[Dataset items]
-------------------------
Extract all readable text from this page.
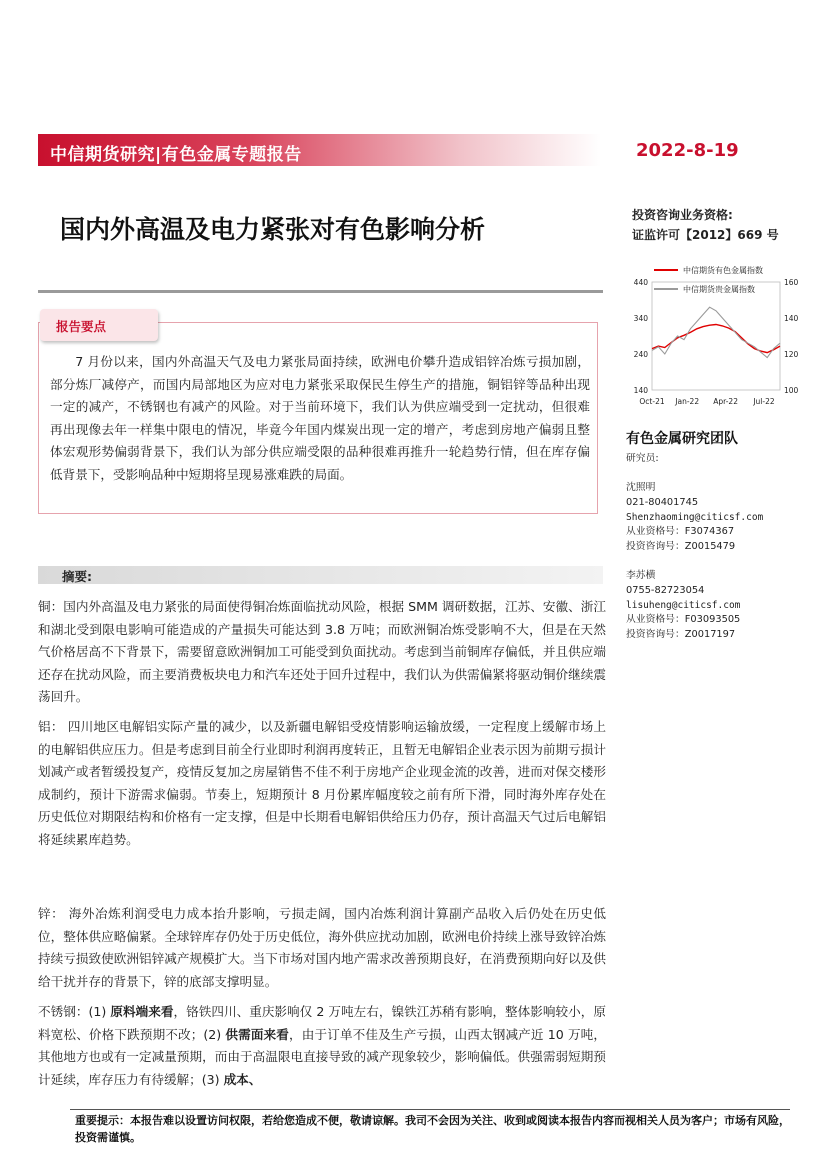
中信期货研究|有色金属专题报告	2022-8-19
国内外高温及电力紧张对有色影响分析	投资咨询业务资格:
证监许可【2012】669 号
报告要点
7 月份以来，国内外高温天气及电力紧张局面持续，欧洲电价攀升造成铝锌冶炼亏损加剧，部分炼厂减停产，而国内局部地区为应对电力紧张采取保民生停生产的措施，铜铝锌等品种出现一定的减产，不锈钢也有减产的风险。对于当前环境下，我们认为供应端受到一定扰动，但很难再出现像去年一样集中限电的情况，毕竟今年国内煤炭出现一定的增产，考虑到房地产偏弱且整体宏观形势偏弱背景下，我们认为部分供应端受限的品种很难再推升一轮趋势行情，但在库存偏低背景下，受影响品种中短期将呈现易涨难跌的局面。
摘要:
铜：国内外高温及电力紧张的局面使得铜冶炼面临扰动风险，根据 SMM 调研数据，江苏、安徽、浙江和湖北受到限电影响可能造成的产量损失可能达到 3.8 万吨；而欧洲铜冶炼受影响不大，但是在天然气价格居高不下背景下，需要留意欧洲铜加工可能受到负面扰动。考虑到当前铜库存偏低，并且供应端还存在扰动风险，而主要消费板块电力和汽车还处于回升过程中，我们认为供需偏紧将驱动铜价继续震荡回升。
铝： 四川地区电解铝实际产量的减少，以及新疆电解铝受疫情影响运输放缓，一定程度上缓解市场上的电解铝供应压力。但是考虑到目前全行业即时利润再度转正，且暂无电解铝企业表示因为前期亏损计划减产或者暂缓投复产，疫情反复加之房屋销售不佳不利于房地产企业现金流的改善，进而对保交楼形成制约，预计下游需求偏弱。节奏上，短期预计 8 月份累库幅度较之前有所下滑，同时海外库存处在历史低位对期限结构和价格有一定支撑，但是中长期看电解铝供给压力仍存，预计高温天气过后电解铝将延续累库趋势。
锌： 海外冶炼利润受电力成本抬升影响，亏损走阔，国内冶炼利润计算副产品收入后仍处在历史低位，整体供应略偏紧。全球锌库存仍处于历史低位，海外供应扰动加剧，欧洲电价持续上涨导致锌冶炼持续亏损致使欧洲铝锌减产规模扩大。当下市场对国内地产需求改善预期良好，在消费预期向好以及供给干扰并存的背景下，锌的底部支撑明显。
不锈钢：(1) 原料端来看，铬铁四川、重庆影响仅 2 万吨左右，镍铁江苏稍有影响，整体影响较小，原料宽松、价格下跌预期不改；(2) 供需面来看，由于订单不佳及生产亏损，山西太钢减产近 10 万吨，其他地方也或有一定减量预期，而由于高温限电直接导致的减产现象较少，影响偏低。供强需弱短期预计延续，库存压力有待缓解；(3) 成本、
中信期货有色金属指数
中信期货贵金属指数
440
340
240
140
160
140
120
100
Oct-21 Jan-22 Apr-22 Jul-22
有色金属研究团队
研究员:
沈照明
021-80401745
Shenzhaoming@citicsf.com
从业资格号：F3074367
投资咨询号：Z0015479
李苏横
0755-82723054
lisuheng@citicsf.com
从业资格号：F03093505
投资咨询号：Z0017197
重要提示：本报告难以设置访问权限，若给您造成不便，敬请谅解。我司不会因为关注、收到或阅读本报告内容而视相关人员为客户；市场有风险，投资需谨慎。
-------------------------
> [What is needed]: Wherever "citicsf" shows up in a line, copy that line.

> [Problem solution]:
Shenzhaoming@citicsf.com
lisuheng@citicsf.com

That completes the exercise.